Input rows:
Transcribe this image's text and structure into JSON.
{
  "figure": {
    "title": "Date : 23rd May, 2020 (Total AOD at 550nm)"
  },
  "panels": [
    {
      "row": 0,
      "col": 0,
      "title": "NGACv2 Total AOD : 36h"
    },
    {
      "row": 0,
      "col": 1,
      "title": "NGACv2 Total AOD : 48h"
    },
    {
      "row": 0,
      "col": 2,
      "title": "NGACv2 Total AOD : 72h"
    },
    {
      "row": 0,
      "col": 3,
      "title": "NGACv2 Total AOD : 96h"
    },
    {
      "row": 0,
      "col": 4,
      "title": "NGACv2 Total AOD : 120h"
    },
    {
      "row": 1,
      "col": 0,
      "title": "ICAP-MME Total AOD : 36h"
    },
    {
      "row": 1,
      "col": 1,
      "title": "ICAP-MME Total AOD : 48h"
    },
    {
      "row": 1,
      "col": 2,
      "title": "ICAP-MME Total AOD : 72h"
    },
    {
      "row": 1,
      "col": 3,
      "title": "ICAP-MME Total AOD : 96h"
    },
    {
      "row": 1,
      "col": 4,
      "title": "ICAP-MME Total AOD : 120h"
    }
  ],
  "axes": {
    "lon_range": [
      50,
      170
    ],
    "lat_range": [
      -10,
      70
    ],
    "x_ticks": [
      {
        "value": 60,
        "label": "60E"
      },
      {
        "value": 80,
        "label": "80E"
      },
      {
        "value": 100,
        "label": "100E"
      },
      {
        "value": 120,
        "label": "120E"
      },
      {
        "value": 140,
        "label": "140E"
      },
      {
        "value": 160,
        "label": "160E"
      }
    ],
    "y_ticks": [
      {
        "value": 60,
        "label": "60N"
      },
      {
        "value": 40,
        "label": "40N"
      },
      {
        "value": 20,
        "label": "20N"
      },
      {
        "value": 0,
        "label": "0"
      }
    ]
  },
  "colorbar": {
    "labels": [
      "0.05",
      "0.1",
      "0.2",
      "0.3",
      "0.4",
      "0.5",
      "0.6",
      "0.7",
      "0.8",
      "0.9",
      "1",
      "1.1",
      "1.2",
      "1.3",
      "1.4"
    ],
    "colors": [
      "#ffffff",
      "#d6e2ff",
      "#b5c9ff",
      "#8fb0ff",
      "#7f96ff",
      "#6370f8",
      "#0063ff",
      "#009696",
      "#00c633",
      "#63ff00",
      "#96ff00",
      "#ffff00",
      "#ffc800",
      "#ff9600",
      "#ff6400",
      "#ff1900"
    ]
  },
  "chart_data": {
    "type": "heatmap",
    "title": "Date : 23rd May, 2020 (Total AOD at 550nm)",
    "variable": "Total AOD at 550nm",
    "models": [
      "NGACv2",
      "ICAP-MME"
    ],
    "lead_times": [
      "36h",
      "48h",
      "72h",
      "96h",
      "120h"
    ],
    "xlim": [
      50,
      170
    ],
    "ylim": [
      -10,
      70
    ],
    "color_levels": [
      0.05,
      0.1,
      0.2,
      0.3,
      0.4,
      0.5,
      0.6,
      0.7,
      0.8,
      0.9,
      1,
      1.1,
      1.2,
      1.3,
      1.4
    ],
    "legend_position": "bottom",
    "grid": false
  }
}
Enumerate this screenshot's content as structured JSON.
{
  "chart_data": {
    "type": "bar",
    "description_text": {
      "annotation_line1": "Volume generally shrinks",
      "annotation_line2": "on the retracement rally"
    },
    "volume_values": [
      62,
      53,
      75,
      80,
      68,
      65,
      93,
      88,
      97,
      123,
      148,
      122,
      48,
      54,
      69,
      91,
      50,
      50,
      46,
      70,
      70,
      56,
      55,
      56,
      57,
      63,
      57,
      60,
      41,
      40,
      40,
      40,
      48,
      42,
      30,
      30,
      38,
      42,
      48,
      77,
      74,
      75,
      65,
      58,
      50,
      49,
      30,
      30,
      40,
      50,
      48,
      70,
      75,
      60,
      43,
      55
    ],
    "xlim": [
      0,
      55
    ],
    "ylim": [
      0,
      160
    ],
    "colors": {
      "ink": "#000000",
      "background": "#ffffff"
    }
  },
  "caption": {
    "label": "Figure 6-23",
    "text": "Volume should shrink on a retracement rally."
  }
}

Problem requirements: Output all of the material, please, exactly as it stands.

Task solution:
Transcribe this image's text and structure into JSON.
{
  "figure": {
    "title": "Date : 23rd May, 2020 (Total AOD at 550nm)"
  },
  "panels": [
    {
      "row": 0,
      "col": 0,
      "title": "NGACv2 Total AOD : 36h"
    },
    {
      "row": 0,
      "col": 1,
      "title": "NGACv2 Total AOD : 48h"
    },
    {
      "row": 0,
      "col": 2,
      "title": "NGACv2 Total AOD : 72h"
    },
    {
      "row": 0,
      "col": 3,
      "title": "NGACv2 Total AOD : 96h"
    },
    {
      "row": 0,
      "col": 4,
      "title": "NGACv2 Total AOD : 120h"
    },
    {
      "row": 1,
      "col": 0,
      "title": "ICAP-MME Total AOD : 36h"
    },
    {
      "row": 1,
      "col": 1,
      "title": "ICAP-MME Total AOD : 48h"
    },
    {
      "row": 1,
      "col": 2,
      "title": "ICAP-MME Total AOD : 72h"
    },
    {
      "row": 1,
      "col": 3,
      "title": "ICAP-MME Total AOD : 96h"
    },
    {
      "row": 1,
      "col": 4,
      "title": "ICAP-MME Total AOD : 120h"
    }
  ],
  "axes": {
    "lon_range": [
      50,
      170
    ],
    "lat_range": [
      -10,
      70
    ],
    "x_ticks": [
      {
        "value": 60,
        "label": "60E"
      },
      {
        "value": 80,
        "label": "80E"
      },
      {
        "value": 100,
        "label": "100E"
      },
      {
        "value": 120,
        "label": "120E"
      },
      {
        "value": 140,
        "label": "140E"
      },
      {
        "value": 160,
        "label": "160E"
      }
    ],
    "y_ticks": [
      {
        "value": 60,
        "label": "60N"
      },
      {
        "value": 40,
        "label": "40N"
      },
      {
        "value": 20,
        "label": "20N"
      },
      {
        "value": 0,
        "label": "0"
      }
    ]
  },
  "colorbar": {
    "labels": [
      "0.05",
      "0.1",
      "0.2",
      "0.3",
      "0.4",
      "0.5",
      "0.6",
      "0.7",
      "0.8",
      "0.9",
      "1",
      "1.1",
      "1.2",
      "1.3",
      "1.4"
    ],
    "colors": [
      "#ffffff",
      "#d6e2ff",
      "#b5c9ff",
      "#8fb0ff",
      "#7f96ff",
      "#6370f8",
      "#0063ff",
      "#009696",
      "#00c633",
      "#63ff00",
      "#96ff00",
      "#ffff00",
      "#ffc800",
      "#ff9600",
      "#ff6400",
      "#ff1900"
    ]
  },
  "chart_data": {
    "type": "heatmap",
    "title": "Date : 23rd May, 2020 (Total AOD at 550nm)",
    "variable": "Total AOD at 550nm",
    "models": [
      "NGACv2",
      "ICAP-MME"
    ],
    "lead_times": [
      "36h",
      "48h",
      "72h",
      "96h",
      "120h"
    ],
    "xlim": [
      50,
      170
    ],
    "ylim": [
      -10,
      70
    ],
    "color_levels": [
      0.05,
      0.1,
      0.2,
      0.3,
      0.4,
      0.5,
      0.6,
      0.7,
      0.8,
      0.9,
      1,
      1.1,
      1.2,
      1.3,
      1.4
    ],
    "legend_position": "bottom",
    "grid": false
  }
}
Enumerate this screenshot's content as structured JSON.
{
  "chart_data": {
    "type": "bar",
    "description_text": {
      "annotation_line1": "Volume generally shrinks",
      "annotation_line2": "on the retracement rally"
    },
    "volume_values": [
      62,
      53,
      75,
      80,
      68,
      65,
      93,
      88,
      97,
      123,
      148,
      122,
      48,
      54,
      69,
      91,
      50,
      50,
      46,
      70,
      70,
      56,
      55,
      56,
      57,
      63,
      57,
      60,
      41,
      40,
      40,
      40,
      48,
      42,
      30,
      30,
      38,
      42,
      48,
      77,
      74,
      75,
      65,
      58,
      50,
      49,
      30,
      30,
      40,
      50,
      48,
      70,
      75,
      60,
      43,
      55
    ],
    "xlim": [
      0,
      55
    ],
    "ylim": [
      0,
      160
    ],
    "colors": {
      "ink": "#000000",
      "background": "#ffffff"
    }
  },
  "caption": {
    "label": "Figure 6-23",
    "text": "Volume should shrink on a retracement rally."
  }
}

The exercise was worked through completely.